(Excerpt from a dataset)
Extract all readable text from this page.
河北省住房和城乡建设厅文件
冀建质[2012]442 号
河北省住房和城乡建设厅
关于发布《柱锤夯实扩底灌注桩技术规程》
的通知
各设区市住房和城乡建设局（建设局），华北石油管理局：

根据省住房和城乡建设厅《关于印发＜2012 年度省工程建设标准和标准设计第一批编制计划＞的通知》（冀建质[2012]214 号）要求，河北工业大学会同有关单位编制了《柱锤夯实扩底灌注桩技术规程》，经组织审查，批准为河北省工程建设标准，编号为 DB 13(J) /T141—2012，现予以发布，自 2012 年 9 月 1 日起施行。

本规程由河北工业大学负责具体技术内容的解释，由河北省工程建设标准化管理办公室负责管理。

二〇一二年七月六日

• [STATED EXERCISE] Make a copy of each line that contains the string "柱锤夯实扩底灌注桩技术规程".

• [EXPECTED ANSWER]
关于发布《柱锤夯实扩底灌注桩技术规程》
根据省住房和城乡建设厅《关于印发＜2012 年度省工程建设标准和标准设计第一批编制计划＞的通知》（冀建质[2012]214 号）要求，河北工业大学会同有关单位编制了《柱锤夯实扩底灌注桩技术规程》，经组织审查，批准为河北省工程建设标准，编号为 DB 13(J) /T141—2012，现予以发布，自 2012 年 9 月 1 日起施行。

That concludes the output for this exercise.